Task to complete
Reproduce the rows verbatim, from the first one through the line containing "- section-title-text: ADDRESS", with that line included.

Layout dataset entries
──────────
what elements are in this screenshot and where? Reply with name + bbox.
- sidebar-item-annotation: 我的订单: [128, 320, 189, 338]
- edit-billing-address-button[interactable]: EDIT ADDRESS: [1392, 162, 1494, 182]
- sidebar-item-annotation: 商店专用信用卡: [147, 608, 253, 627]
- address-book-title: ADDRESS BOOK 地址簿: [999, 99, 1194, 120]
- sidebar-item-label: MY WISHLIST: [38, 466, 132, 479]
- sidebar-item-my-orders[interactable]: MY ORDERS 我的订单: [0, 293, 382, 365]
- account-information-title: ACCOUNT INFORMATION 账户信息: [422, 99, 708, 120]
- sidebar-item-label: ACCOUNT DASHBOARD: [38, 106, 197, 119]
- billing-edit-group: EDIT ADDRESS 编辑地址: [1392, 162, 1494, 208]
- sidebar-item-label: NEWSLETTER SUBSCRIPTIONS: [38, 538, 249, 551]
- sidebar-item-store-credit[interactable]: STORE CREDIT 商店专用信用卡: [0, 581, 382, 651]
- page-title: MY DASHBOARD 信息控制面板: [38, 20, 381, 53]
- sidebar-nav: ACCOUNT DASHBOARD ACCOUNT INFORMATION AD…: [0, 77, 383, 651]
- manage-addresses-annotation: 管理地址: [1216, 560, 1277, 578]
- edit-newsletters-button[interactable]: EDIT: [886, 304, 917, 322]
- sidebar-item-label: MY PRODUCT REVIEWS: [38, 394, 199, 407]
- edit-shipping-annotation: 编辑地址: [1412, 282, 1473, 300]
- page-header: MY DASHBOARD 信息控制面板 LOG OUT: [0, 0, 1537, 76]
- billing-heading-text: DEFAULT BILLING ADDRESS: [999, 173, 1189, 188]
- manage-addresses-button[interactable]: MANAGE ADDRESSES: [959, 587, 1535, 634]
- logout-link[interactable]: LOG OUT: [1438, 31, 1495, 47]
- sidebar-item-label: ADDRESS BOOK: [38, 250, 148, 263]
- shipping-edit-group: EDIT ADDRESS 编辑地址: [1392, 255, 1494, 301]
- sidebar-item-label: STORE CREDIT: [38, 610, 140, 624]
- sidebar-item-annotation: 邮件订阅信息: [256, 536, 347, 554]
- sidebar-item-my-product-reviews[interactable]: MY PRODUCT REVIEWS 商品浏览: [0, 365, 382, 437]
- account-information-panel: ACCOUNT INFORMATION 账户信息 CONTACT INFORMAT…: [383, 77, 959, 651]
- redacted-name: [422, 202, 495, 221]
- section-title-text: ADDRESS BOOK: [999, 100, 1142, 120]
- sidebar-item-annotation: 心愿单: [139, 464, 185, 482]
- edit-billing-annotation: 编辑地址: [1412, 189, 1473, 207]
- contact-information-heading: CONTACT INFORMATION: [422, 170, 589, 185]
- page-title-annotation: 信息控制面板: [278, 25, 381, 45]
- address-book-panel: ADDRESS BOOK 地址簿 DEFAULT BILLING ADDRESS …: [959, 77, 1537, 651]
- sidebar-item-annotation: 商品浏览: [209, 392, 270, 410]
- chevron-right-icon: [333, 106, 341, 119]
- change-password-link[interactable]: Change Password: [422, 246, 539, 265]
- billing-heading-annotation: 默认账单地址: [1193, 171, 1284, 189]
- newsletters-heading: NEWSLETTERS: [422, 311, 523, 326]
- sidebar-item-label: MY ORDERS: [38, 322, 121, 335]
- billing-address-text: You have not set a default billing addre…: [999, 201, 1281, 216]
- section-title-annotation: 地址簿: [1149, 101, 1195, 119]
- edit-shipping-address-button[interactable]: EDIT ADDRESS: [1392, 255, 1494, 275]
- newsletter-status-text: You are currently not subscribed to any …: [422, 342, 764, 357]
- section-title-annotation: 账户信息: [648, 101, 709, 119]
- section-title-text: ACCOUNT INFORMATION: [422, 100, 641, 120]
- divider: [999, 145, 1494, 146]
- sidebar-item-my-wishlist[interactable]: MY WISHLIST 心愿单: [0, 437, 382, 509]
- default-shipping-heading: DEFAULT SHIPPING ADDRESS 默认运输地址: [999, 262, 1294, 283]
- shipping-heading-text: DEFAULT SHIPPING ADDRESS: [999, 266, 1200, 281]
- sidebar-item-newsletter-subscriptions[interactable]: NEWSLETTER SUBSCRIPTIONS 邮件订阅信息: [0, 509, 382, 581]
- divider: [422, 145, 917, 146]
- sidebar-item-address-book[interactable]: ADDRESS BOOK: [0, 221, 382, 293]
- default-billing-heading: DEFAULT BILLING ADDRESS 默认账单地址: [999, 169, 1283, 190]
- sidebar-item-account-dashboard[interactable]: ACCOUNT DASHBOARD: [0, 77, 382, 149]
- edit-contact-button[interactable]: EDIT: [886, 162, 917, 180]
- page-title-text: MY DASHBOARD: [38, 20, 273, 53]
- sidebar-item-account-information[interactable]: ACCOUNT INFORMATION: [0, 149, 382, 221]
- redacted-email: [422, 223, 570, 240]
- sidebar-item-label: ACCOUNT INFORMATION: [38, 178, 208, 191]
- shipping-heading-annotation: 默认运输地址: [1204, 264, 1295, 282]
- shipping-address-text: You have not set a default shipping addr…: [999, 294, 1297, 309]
──────────
Expected output
what elements are in this screenshot and where? Reply with name + bbox.
- sidebar-item-annotation: 我的订单: [128, 320, 189, 338]
- edit-billing-address-button[interactable]: EDIT ADDRESS: [1392, 162, 1494, 182]
- sidebar-item-annotation: 商店专用信用卡: [147, 608, 253, 627]
- address-book-title: ADDRESS BOOK 地址簿: [999, 99, 1194, 120]
- sidebar-item-label: MY WISHLIST: [38, 466, 132, 479]
- sidebar-item-my-orders[interactable]: MY ORDERS 我的订单: [0, 293, 382, 365]
- account-information-title: ACCOUNT INFORMATION 账户信息: [422, 99, 708, 120]
- sidebar-item-label: ACCOUNT DASHBOARD: [38, 106, 197, 119]
- billing-edit-group: EDIT ADDRESS 编辑地址: [1392, 162, 1494, 208]
- sidebar-item-label: NEWSLETTER SUBSCRIPTIONS: [38, 538, 249, 551]
- sidebar-item-store-credit[interactable]: STORE CREDIT 商店专用信用卡: [0, 581, 382, 651]
- page-title: MY DASHBOARD 信息控制面板: [38, 20, 381, 53]
- sidebar-nav: ACCOUNT DASHBOARD ACCOUNT INFORMATION AD…: [0, 77, 383, 651]
- manage-addresses-annotation: 管理地址: [1216, 560, 1277, 578]
- edit-newsletters-button[interactable]: EDIT: [886, 304, 917, 322]
- sidebar-item-label: MY PRODUCT REVIEWS: [38, 394, 199, 407]
- edit-shipping-annotation: 编辑地址: [1412, 282, 1473, 300]
- page-header: MY DASHBOARD 信息控制面板 LOG OUT: [0, 0, 1537, 76]
- billing-heading-text: DEFAULT BILLING ADDRESS: [999, 173, 1189, 188]
- manage-addresses-button[interactable]: MANAGE ADDRESSES: [959, 587, 1535, 634]
- logout-link[interactable]: LOG OUT: [1438, 31, 1495, 47]
- sidebar-item-label: ADDRESS BOOK: [38, 250, 148, 263]
- shipping-edit-group: EDIT ADDRESS 编辑地址: [1392, 255, 1494, 301]
- sidebar-item-label: STORE CREDIT: [38, 610, 140, 624]
- sidebar-item-annotation: 邮件订阅信息: [256, 536, 347, 554]
- sidebar-item-my-product-reviews[interactable]: MY PRODUCT REVIEWS 商品浏览: [0, 365, 382, 437]
- account-information-panel: ACCOUNT INFORMATION 账户信息 CONTACT INFORMAT…: [383, 77, 959, 651]
- redacted-name: [422, 202, 495, 221]
- section-title-text: ADDRESS BOOK: [999, 100, 1142, 120]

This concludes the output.